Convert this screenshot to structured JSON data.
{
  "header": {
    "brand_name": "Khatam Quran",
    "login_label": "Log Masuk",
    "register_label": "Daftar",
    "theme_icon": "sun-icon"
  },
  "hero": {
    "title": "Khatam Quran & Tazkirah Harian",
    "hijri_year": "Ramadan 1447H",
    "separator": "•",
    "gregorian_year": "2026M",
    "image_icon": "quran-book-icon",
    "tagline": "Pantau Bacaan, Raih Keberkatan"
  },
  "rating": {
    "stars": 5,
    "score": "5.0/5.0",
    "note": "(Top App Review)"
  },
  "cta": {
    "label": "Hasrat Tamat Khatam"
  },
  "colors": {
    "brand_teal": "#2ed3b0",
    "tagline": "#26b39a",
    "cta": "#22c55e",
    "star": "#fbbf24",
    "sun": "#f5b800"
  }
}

____________

• _GIVEN REQUEST_
Give only the count of lines in this material that contain the string "tagline".

• _SOLUTION BELOW_
2